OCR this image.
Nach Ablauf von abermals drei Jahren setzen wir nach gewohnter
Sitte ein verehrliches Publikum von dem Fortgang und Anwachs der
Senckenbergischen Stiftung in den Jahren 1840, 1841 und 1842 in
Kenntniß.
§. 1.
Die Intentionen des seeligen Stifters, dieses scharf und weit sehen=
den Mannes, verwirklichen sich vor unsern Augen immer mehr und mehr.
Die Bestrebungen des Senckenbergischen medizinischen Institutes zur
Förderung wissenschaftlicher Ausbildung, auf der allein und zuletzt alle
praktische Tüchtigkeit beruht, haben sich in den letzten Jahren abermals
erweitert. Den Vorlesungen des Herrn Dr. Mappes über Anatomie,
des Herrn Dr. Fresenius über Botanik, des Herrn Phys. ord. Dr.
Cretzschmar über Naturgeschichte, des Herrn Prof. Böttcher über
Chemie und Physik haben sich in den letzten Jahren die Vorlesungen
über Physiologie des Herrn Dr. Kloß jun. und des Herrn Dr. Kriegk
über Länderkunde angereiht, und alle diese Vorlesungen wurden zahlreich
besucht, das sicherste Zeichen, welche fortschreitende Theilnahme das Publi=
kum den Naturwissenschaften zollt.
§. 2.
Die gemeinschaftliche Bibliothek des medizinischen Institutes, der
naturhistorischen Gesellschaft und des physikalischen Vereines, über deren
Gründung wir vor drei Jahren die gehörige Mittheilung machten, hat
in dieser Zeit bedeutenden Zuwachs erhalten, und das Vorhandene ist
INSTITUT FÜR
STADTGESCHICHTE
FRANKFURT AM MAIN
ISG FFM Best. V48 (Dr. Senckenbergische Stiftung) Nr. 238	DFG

● ● ● ●

Reproduce all of the material above word for word.

# OUTPUT OF THE TASK:
OCR this image.
Nach Ablauf von abermals drei Jahren setzen wir nach gewohnter
Sitte ein verehrliches Publikum von dem Fortgang und Anwachs der
Senckenbergischen Stiftung in den Jahren 1840, 1841 und 1842 in
Kenntniß.
§. 1.
Die Intentionen des seeligen Stifters, dieses scharf und weit sehen=
den Mannes, verwirklichen sich vor unsern Augen immer mehr und mehr.
Die Bestrebungen des Senckenbergischen medizinischen Institutes zur
Förderung wissenschaftlicher Ausbildung, auf der allein und zuletzt alle
praktische Tüchtigkeit beruht, haben sich in den letzten Jahren abermals
erweitert. Den Vorlesungen des Herrn Dr. Mappes über Anatomie,
des Herrn Dr. Fresenius über Botanik, des Herrn Phys. ord. Dr.
Cretzschmar über Naturgeschichte, des Herrn Prof. Böttcher über
Chemie und Physik haben sich in den letzten Jahren die Vorlesungen
über Physiologie des Herrn Dr. Kloß jun. und des Herrn Dr. Kriegk
über Länderkunde angereiht, und alle diese Vorlesungen wurden zahlreich
besucht, das sicherste Zeichen, welche fortschreitende Theilnahme das Publi=
kum den Naturwissenschaften zollt.
§. 2.
Die gemeinschaftliche Bibliothek des medizinischen Institutes, der
naturhistorischen Gesellschaft und des physikalischen Vereines, über deren
Gründung wir vor drei Jahren die gehörige Mittheilung machten, hat
in dieser Zeit bedeutenden Zuwachs erhalten, und das Vorhandene ist
INSTITUT FÜR
STADTGESCHICHTE
FRANKFURT AM MAIN
ISG FFM Best. V48 (Dr. Senckenbergische Stiftung) Nr. 238	DFG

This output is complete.